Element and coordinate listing
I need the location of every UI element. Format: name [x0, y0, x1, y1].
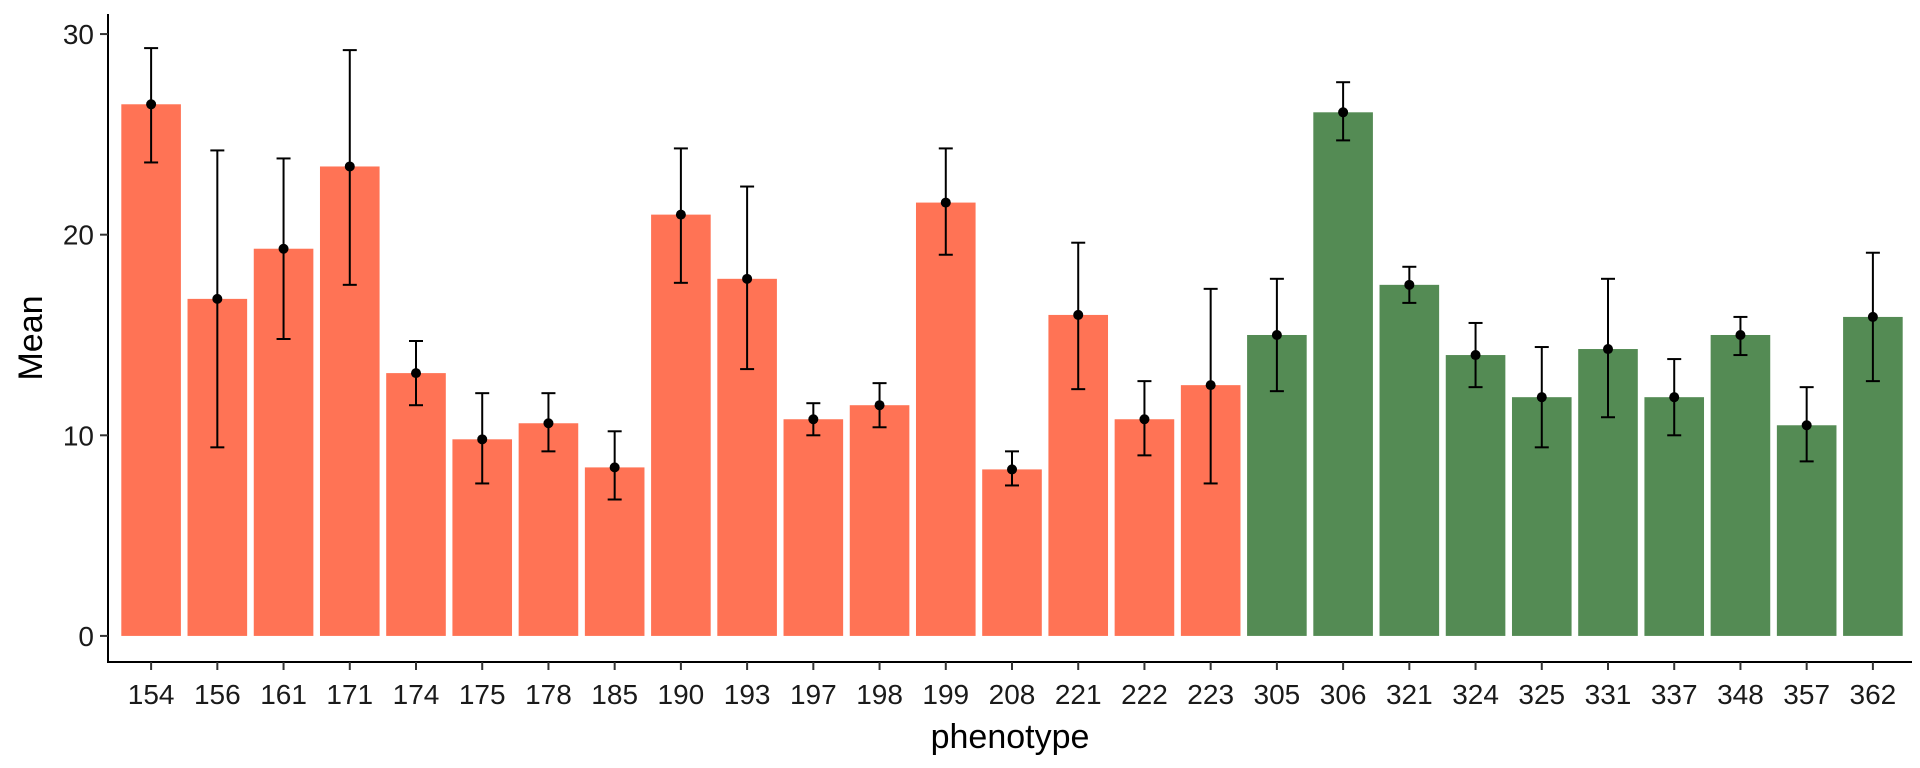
mean-point-197	[808, 414, 819, 425]
x-tick-label: 324	[1452, 679, 1499, 710]
mean-point-178	[543, 418, 554, 429]
y-tick-label: 20	[63, 220, 94, 251]
x-tick-label: 305	[1254, 679, 1301, 710]
x-tick-label: 221	[1055, 679, 1102, 710]
y-ticks: 0 10 20 30	[63, 19, 108, 652]
mean-point-324	[1470, 350, 1481, 361]
x-tick-label: 208	[989, 679, 1036, 710]
bar-324	[1445, 355, 1506, 636]
x-tick-label: 223	[1187, 679, 1234, 710]
mean-point-190	[675, 209, 686, 220]
mean-point-306	[1338, 107, 1349, 118]
x-tick-label: 193	[724, 679, 771, 710]
mean-point-193	[742, 273, 753, 284]
mean-point-208	[1007, 464, 1017, 475]
x-tick-label: 199	[922, 679, 969, 710]
bar-208	[982, 469, 1042, 636]
mean-point-199	[940, 197, 951, 208]
x-tick-label: 337	[1651, 679, 1698, 710]
bar-306	[1313, 112, 1373, 636]
bar-337	[1644, 397, 1705, 636]
x-tick-label: 174	[393, 679, 440, 710]
x-tick-label: 185	[591, 679, 638, 710]
mean-point-174	[411, 368, 421, 379]
mean-point-305	[1271, 329, 1282, 340]
mean-point-221	[1073, 309, 1084, 320]
bar-197	[783, 419, 844, 636]
bar-174	[386, 373, 446, 636]
x-tick-label: 362	[1850, 679, 1897, 710]
x-tick-label: 156	[194, 679, 241, 710]
x-tick-label: 198	[856, 679, 903, 710]
mean-point-348	[1735, 329, 1746, 340]
mean-point-325	[1536, 392, 1547, 403]
mean-point-357	[1801, 420, 1812, 431]
mean-point-198	[874, 400, 885, 411]
x-tick-label: 178	[525, 679, 572, 710]
mean-point-161	[278, 243, 289, 254]
x-tick-label: 325	[1518, 679, 1565, 710]
x-axis-title: phenotype	[931, 718, 1090, 756]
bar-190	[651, 214, 711, 636]
mean-point-362	[1867, 311, 1878, 322]
bar-321	[1379, 284, 1440, 636]
x-tick-label: 171	[326, 679, 373, 710]
mean-point-321	[1404, 279, 1415, 290]
bar-154	[121, 104, 181, 636]
mean-point-223	[1205, 380, 1216, 391]
x-tick-label: 348	[1717, 679, 1764, 710]
y-tick-label: 10	[63, 420, 94, 451]
bar-178	[518, 423, 579, 636]
mean-point-185	[609, 462, 620, 473]
y-axis-title: Mean	[12, 295, 50, 380]
x-tick-label: 306	[1320, 679, 1367, 710]
x-tick-label: 222	[1121, 679, 1168, 710]
x-tick-label: 197	[790, 679, 837, 710]
y-tick-label: 30	[63, 19, 94, 50]
y-tick-label: 0	[78, 621, 94, 652]
bars-layer	[121, 104, 1903, 636]
x-tick-label: 175	[459, 679, 506, 710]
x-tick-label: 154	[128, 679, 175, 710]
mean-point-154	[146, 99, 157, 110]
bar-348	[1710, 334, 1771, 636]
mean-point-171	[344, 161, 355, 172]
bar-198	[849, 405, 910, 636]
axes-layer	[107, 14, 1912, 663]
x-tick-label: 331	[1585, 679, 1632, 710]
mean-points-layer	[146, 99, 1878, 475]
x-tick-label: 190	[658, 679, 705, 710]
mean-point-222	[1139, 414, 1150, 425]
mean-point-175	[477, 434, 488, 445]
x-tick-label: 161	[260, 679, 307, 710]
x-tick-label: 357	[1783, 679, 1830, 710]
mean-point-156	[212, 293, 223, 304]
mean-point-337	[1669, 392, 1680, 403]
mean-point-331	[1603, 344, 1613, 355]
bar-199	[915, 202, 976, 636]
x-ticks: 154 156 161 171 174 175 178 185 190 193 197 198 199 2…	[128, 662, 1896, 710]
x-tick-label: 321	[1386, 679, 1433, 710]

**Given task:**
Extract every line of the listing above verbatim, leaving out the picture.

**The result:**
I need the location of every UI element. Format: name [x0, y0, x1, y1].
mean-point-197	[808, 414, 819, 425]
x-tick-label: 324	[1452, 679, 1499, 710]
mean-point-178	[543, 418, 554, 429]
y-tick-label: 20	[63, 220, 94, 251]
x-tick-label: 305	[1254, 679, 1301, 710]
x-tick-label: 221	[1055, 679, 1102, 710]
y-ticks: 0 10 20 30	[63, 19, 108, 652]
mean-point-324	[1470, 350, 1481, 361]
x-tick-label: 208	[989, 679, 1036, 710]
bar-324	[1445, 355, 1506, 636]
x-tick-label: 223	[1187, 679, 1234, 710]
mean-point-190	[675, 209, 686, 220]
mean-point-306	[1338, 107, 1349, 118]
x-tick-label: 193	[724, 679, 771, 710]
mean-point-193	[742, 273, 753, 284]
mean-point-208	[1007, 464, 1017, 475]
x-tick-label: 199	[922, 679, 969, 710]
bar-208	[982, 469, 1042, 636]
mean-point-199	[940, 197, 951, 208]
x-tick-label: 337	[1651, 679, 1698, 710]
bar-306	[1313, 112, 1373, 636]
bar-337	[1644, 397, 1705, 636]
x-tick-label: 174	[393, 679, 440, 710]
x-tick-label: 185	[591, 679, 638, 710]
mean-point-174	[411, 368, 421, 379]
mean-point-305	[1271, 329, 1282, 340]
mean-point-221	[1073, 309, 1084, 320]
bar-197	[783, 419, 844, 636]
bar-174	[386, 373, 446, 636]
x-tick-label: 362	[1850, 679, 1897, 710]
x-tick-label: 156	[194, 679, 241, 710]
x-tick-label: 198	[856, 679, 903, 710]
mean-point-348	[1735, 329, 1746, 340]
mean-point-325	[1536, 392, 1547, 403]
mean-point-357	[1801, 420, 1812, 431]
mean-point-198	[874, 400, 885, 411]
x-tick-label: 178	[525, 679, 572, 710]
mean-point-161	[278, 243, 289, 254]
x-tick-label: 325	[1518, 679, 1565, 710]
x-axis-title: phenotype	[931, 718, 1090, 756]
bar-190	[651, 214, 711, 636]
mean-point-362	[1867, 311, 1878, 322]
bar-321	[1379, 284, 1440, 636]
x-tick-label: 171	[326, 679, 373, 710]
mean-point-321	[1404, 279, 1415, 290]
bar-154	[121, 104, 181, 636]
mean-point-223	[1205, 380, 1216, 391]
x-tick-label: 348	[1717, 679, 1764, 710]
y-tick-label: 10	[63, 420, 94, 451]
bar-178	[518, 423, 579, 636]
mean-point-185	[609, 462, 620, 473]
y-axis-title: Mean	[12, 295, 50, 380]
x-tick-label: 306	[1320, 679, 1367, 710]
x-tick-label: 222	[1121, 679, 1168, 710]
x-tick-label: 197	[790, 679, 837, 710]
y-tick-label: 30	[63, 19, 94, 50]
y-tick-label: 0	[78, 621, 94, 652]
bars-layer	[121, 104, 1903, 636]
x-tick-label: 175	[459, 679, 506, 710]
x-tick-label: 154	[128, 679, 175, 710]
mean-point-154	[146, 99, 157, 110]
bar-348	[1710, 334, 1771, 636]
mean-point-171	[344, 161, 355, 172]
bar-198	[849, 405, 910, 636]
axes-layer	[107, 14, 1912, 663]
x-tick-label: 331	[1585, 679, 1632, 710]
mean-points-layer	[146, 99, 1878, 475]
x-tick-label: 190	[658, 679, 705, 710]
mean-point-222	[1139, 414, 1150, 425]
mean-point-175	[477, 434, 488, 445]
x-tick-label: 161	[260, 679, 307, 710]
x-tick-label: 357	[1783, 679, 1830, 710]
mean-point-156	[212, 293, 223, 304]
mean-point-337	[1669, 392, 1680, 403]
mean-point-331	[1603, 344, 1613, 355]
bar-199	[915, 202, 976, 636]
x-ticks: 154 156 161 171 174 175 178 185 190 193 197 198 199 2…	[128, 662, 1896, 710]
x-tick-label: 321	[1386, 679, 1433, 710]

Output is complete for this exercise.